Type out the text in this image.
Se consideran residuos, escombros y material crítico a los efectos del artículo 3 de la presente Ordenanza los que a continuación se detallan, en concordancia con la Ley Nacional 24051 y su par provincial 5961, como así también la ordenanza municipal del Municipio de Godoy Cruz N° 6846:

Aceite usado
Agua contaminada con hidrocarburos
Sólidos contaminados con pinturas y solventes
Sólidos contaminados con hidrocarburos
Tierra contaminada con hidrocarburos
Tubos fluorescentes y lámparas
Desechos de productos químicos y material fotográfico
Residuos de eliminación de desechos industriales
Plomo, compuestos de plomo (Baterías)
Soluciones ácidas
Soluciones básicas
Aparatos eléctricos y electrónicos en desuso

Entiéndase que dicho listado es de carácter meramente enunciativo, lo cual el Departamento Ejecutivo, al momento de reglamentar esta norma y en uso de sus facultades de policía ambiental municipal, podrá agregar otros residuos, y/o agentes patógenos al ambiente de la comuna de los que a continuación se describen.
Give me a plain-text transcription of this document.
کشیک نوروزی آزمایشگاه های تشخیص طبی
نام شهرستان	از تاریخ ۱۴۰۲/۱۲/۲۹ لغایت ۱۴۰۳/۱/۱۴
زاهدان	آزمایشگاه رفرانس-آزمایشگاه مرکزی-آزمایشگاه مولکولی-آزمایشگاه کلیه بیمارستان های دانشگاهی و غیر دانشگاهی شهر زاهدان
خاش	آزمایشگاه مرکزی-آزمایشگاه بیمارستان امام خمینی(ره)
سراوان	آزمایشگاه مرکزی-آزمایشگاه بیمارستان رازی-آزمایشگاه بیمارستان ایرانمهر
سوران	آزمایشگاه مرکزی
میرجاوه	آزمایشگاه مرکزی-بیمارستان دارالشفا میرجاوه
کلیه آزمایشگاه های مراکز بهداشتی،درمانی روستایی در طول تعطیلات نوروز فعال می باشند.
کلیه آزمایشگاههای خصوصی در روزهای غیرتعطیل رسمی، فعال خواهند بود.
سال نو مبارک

****************************************

• _PROBLEM DESCRIPTION_: Go through the lines above. Select every one that has the string "continuación".

• _EXPECTED OUTPUT_:
Se consideran residuos, escombros y material crítico a los efectos del artículo 3 de la presente Ordenanza los que a continuación se detallan, en concordancia con la Ley Nacional 24051 y su par provincial 5961, como así también la ordenanza municipal del Municipio de Godoy Cruz N° 6846:
Entiéndase que dicho listado es de carácter meramente enunciativo, lo cual el Departamento Ejecutivo, al momento de reglamentar esta norma y en uso de sus facultades de policía ambiental municipal, podrá agregar otros residuos, y/o agentes patógenos al ambiente de la comuna de los que a continuación se describen.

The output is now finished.